# Data records
▼
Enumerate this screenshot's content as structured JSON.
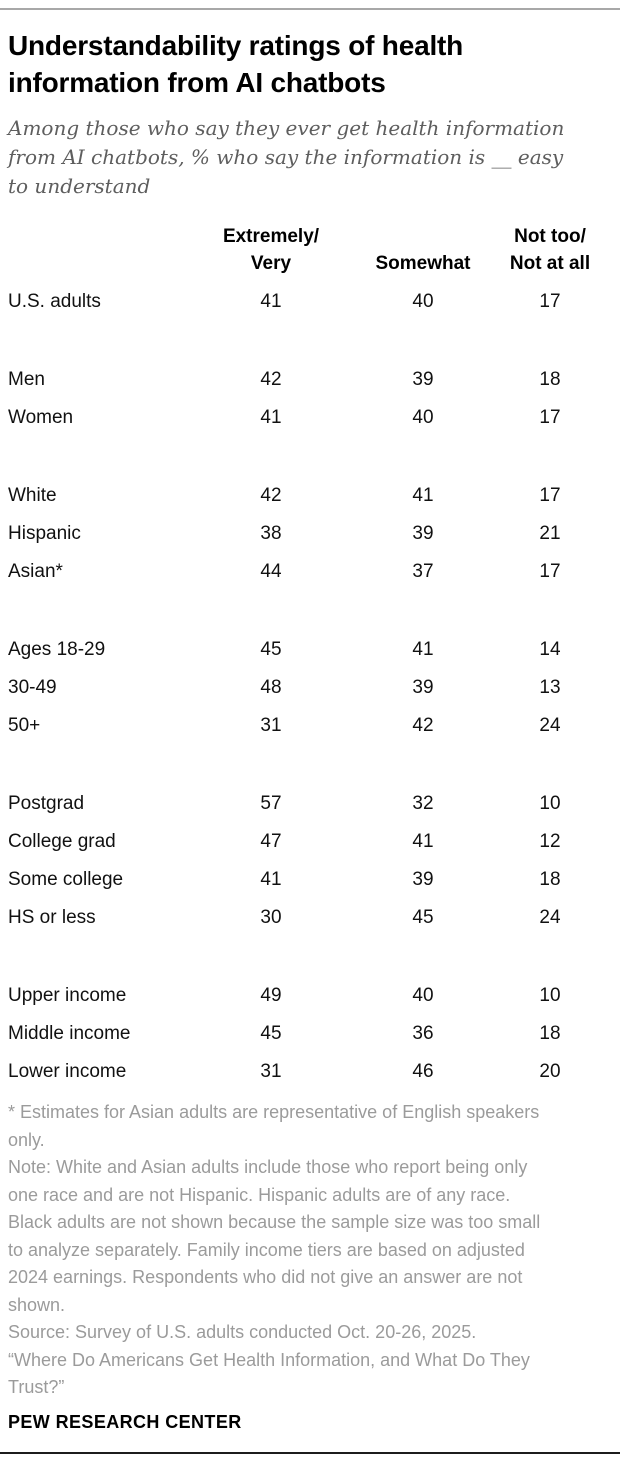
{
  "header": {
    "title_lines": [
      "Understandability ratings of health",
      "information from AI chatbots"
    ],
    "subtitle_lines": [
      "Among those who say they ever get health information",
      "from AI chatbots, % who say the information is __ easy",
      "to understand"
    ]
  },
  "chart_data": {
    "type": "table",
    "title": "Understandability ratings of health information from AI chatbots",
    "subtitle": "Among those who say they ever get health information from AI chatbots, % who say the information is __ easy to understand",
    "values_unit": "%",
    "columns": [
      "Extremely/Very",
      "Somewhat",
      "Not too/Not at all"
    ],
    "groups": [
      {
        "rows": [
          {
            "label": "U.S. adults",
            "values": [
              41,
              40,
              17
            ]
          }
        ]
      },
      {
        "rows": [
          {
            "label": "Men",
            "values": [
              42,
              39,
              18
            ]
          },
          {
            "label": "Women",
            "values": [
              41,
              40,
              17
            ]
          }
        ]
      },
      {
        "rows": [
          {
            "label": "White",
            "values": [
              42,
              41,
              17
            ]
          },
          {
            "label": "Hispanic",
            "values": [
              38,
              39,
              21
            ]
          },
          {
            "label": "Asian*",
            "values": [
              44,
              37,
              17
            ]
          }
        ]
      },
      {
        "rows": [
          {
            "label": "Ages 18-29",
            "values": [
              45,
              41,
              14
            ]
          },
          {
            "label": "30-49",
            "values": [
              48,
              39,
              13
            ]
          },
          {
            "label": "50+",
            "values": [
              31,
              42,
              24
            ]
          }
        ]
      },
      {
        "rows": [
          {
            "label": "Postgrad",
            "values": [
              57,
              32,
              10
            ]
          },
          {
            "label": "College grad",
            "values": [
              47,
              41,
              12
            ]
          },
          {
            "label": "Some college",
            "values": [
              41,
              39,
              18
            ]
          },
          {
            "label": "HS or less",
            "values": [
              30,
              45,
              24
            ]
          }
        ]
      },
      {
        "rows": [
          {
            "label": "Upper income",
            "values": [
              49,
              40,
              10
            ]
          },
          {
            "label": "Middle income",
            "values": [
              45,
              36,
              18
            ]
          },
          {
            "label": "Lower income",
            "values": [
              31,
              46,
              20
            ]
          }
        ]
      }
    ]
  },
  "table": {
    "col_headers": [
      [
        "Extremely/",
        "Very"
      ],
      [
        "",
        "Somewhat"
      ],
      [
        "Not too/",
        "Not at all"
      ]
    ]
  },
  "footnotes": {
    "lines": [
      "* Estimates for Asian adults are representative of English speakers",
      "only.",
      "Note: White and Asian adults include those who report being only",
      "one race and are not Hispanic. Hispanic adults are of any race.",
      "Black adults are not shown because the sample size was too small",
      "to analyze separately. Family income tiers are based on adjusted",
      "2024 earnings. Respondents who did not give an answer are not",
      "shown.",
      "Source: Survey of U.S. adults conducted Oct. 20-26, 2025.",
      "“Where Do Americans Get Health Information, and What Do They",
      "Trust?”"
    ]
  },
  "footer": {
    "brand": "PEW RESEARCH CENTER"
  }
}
▲
# Requirement
Give the entries again word for word, but skip the pictures.

# Output for this exercise
Enumerate this screenshot's content as structured JSON.
{
  "header": {
    "title_lines": [
      "Understandability ratings of health",
      "information from AI chatbots"
    ],
    "subtitle_lines": [
      "Among those who say they ever get health information",
      "from AI chatbots, % who say the information is __ easy",
      "to understand"
    ]
  },
  "chart_data": {
    "type": "table",
    "title": "Understandability ratings of health information from AI chatbots",
    "subtitle": "Among those who say they ever get health information from AI chatbots, % who say the information is __ easy to understand",
    "values_unit": "%",
    "columns": [
      "Extremely/Very",
      "Somewhat",
      "Not too/Not at all"
    ],
    "groups": [
      {
        "rows": [
          {
            "label": "U.S. adults",
            "values": [
              41,
              40,
              17
            ]
          }
        ]
      },
      {
        "rows": [
          {
            "label": "Men",
            "values": [
              42,
              39,
              18
            ]
          },
          {
            "label": "Women",
            "values": [
              41,
              40,
              17
            ]
          }
        ]
      },
      {
        "rows": [
          {
            "label": "White",
            "values": [
              42,
              41,
              17
            ]
          },
          {
            "label": "Hispanic",
            "values": [
              38,
              39,
              21
            ]
          },
          {
            "label": "Asian*",
            "values": [
              44,
              37,
              17
            ]
          }
        ]
      },
      {
        "rows": [
          {
            "label": "Ages 18-29",
            "values": [
              45,
              41,
              14
            ]
          },
          {
            "label": "30-49",
            "values": [
              48,
              39,
              13
            ]
          },
          {
            "label": "50+",
            "values": [
              31,
              42,
              24
            ]
          }
        ]
      },
      {
        "rows": [
          {
            "label": "Postgrad",
            "values": [
              57,
              32,
              10
            ]
          },
          {
            "label": "College grad",
            "values": [
              47,
              41,
              12
            ]
          },
          {
            "label": "Some college",
            "values": [
              41,
              39,
              18
            ]
          },
          {
            "label": "HS or less",
            "values": [
              30,
              45,
              24
            ]
          }
        ]
      },
      {
        "rows": [
          {
            "label": "Upper income",
            "values": [
              49,
              40,
              10
            ]
          },
          {
            "label": "Middle income",
            "values": [
              45,
              36,
              18
            ]
          },
          {
            "label": "Lower income",
            "values": [
              31,
              46,
              20
            ]
          }
        ]
      }
    ]
  },
  "table": {
    "col_headers": [
      [
        "Extremely/",
        "Very"
      ],
      [
        "",
        "Somewhat"
      ],
      [
        "Not too/",
        "Not at all"
      ]
    ]
  },
  "footnotes": {
    "lines": [
      "* Estimates for Asian adults are representative of English speakers",
      "only.",
      "Note: White and Asian adults include those who report being only",
      "one race and are not Hispanic. Hispanic adults are of any race.",
      "Black adults are not shown because the sample size was too small",
      "to analyze separately. Family income tiers are based on adjusted",
      "2024 earnings. Respondents who did not give an answer are not",
      "shown.",
      "Source: Survey of U.S. adults conducted Oct. 20-26, 2025.",
      "“Where Do Americans Get Health Information, and What Do They",
      "Trust?”"
    ]
  },
  "footer": {
    "brand": "PEW RESEARCH CENTER"
  }
}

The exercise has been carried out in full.